**Task material**
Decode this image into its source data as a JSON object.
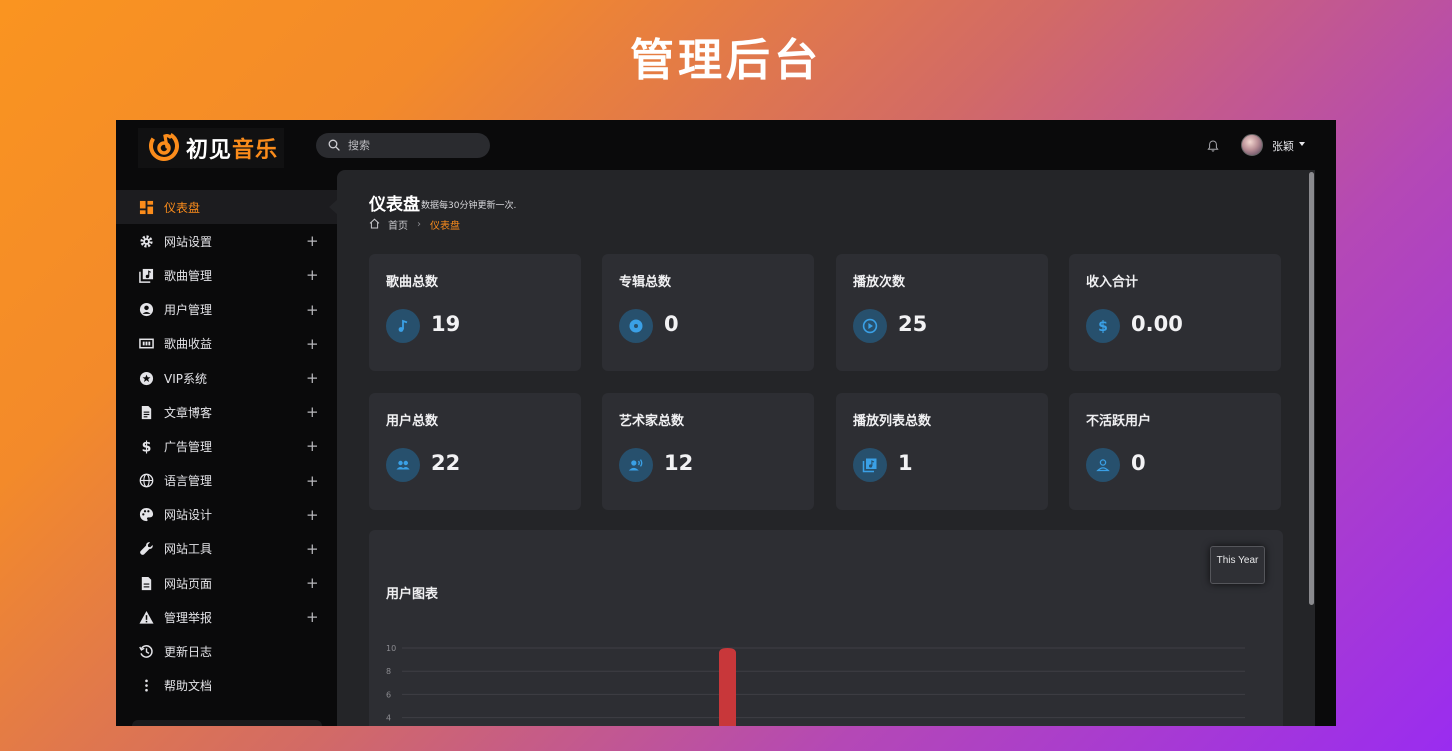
{
  "hero_title": "管理后台",
  "app": {
    "logo": {
      "text_white": "初见",
      "text_orange": "音乐"
    },
    "search": {
      "placeholder": "搜索"
    },
    "user": {
      "name": "张颖"
    }
  },
  "sidebar": {
    "items": [
      {
        "label": "仪表盘",
        "icon": "dashboard-icon",
        "active": true,
        "expandable": false
      },
      {
        "label": "网站设置",
        "icon": "gear-icon",
        "expandable": true
      },
      {
        "label": "歌曲管理",
        "icon": "music-library-icon",
        "expandable": true
      },
      {
        "label": "用户管理",
        "icon": "user-circle-icon",
        "expandable": true
      },
      {
        "label": "歌曲收益",
        "icon": "money-icon",
        "expandable": true
      },
      {
        "label": "VIP系统",
        "icon": "star-icon",
        "expandable": true
      },
      {
        "label": "文章博客",
        "icon": "article-icon",
        "expandable": true
      },
      {
        "label": "广告管理",
        "icon": "dollar-icon",
        "expandable": true
      },
      {
        "label": "语言管理",
        "icon": "globe-icon",
        "expandable": true
      },
      {
        "label": "网站设计",
        "icon": "palette-icon",
        "expandable": true
      },
      {
        "label": "网站工具",
        "icon": "wrench-icon",
        "expandable": true
      },
      {
        "label": "网站页面",
        "icon": "page-icon",
        "expandable": true
      },
      {
        "label": "管理举报",
        "icon": "warning-icon",
        "expandable": true
      },
      {
        "label": "更新日志",
        "icon": "history-icon",
        "expandable": false
      },
      {
        "label": "帮助文档",
        "icon": "more-vertical-icon",
        "expandable": false
      }
    ],
    "plus_symbol": "+"
  },
  "main": {
    "title": "仪表盘",
    "subtitle": "数据每30分钟更新一次.",
    "breadcrumb": {
      "home": "首页",
      "separator": "›",
      "current": "仪表盘"
    },
    "stats": [
      {
        "label": "歌曲总数",
        "value": "19",
        "icon": "music-note-icon"
      },
      {
        "label": "专辑总数",
        "value": "0",
        "icon": "album-disc-icon"
      },
      {
        "label": "播放次数",
        "value": "25",
        "icon": "play-circle-icon"
      },
      {
        "label": "收入合计",
        "value": "0.00",
        "icon": "dollar-icon"
      },
      {
        "label": "用户总数",
        "value": "22",
        "icon": "users-icon"
      },
      {
        "label": "艺术家总数",
        "value": "12",
        "icon": "artist-voice-icon"
      },
      {
        "label": "播放列表总数",
        "value": "1",
        "icon": "playlist-icon"
      },
      {
        "label": "不活跃用户",
        "value": "0",
        "icon": "inactive-user-icon"
      }
    ],
    "chart": {
      "title": "用户图表",
      "period_button": "This Year"
    }
  },
  "colors": {
    "accent": "#fb8c1b",
    "stat_icon_bg": "#27506d",
    "stat_icon_fg": "#3aa0e6",
    "bar": "#c8373a"
  },
  "chart_data": {
    "type": "bar",
    "title": "用户图表",
    "y_ticks": [
      4,
      6,
      8,
      10
    ],
    "ylim": [
      4,
      10
    ],
    "values": [
      10
    ],
    "grid": true,
    "legend": "none"
  }
}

**What is being asked**
Which lines include the word "music"? List them all.

**Output below**
        "icon": "music-library-icon",
        "icon": "music-note-icon"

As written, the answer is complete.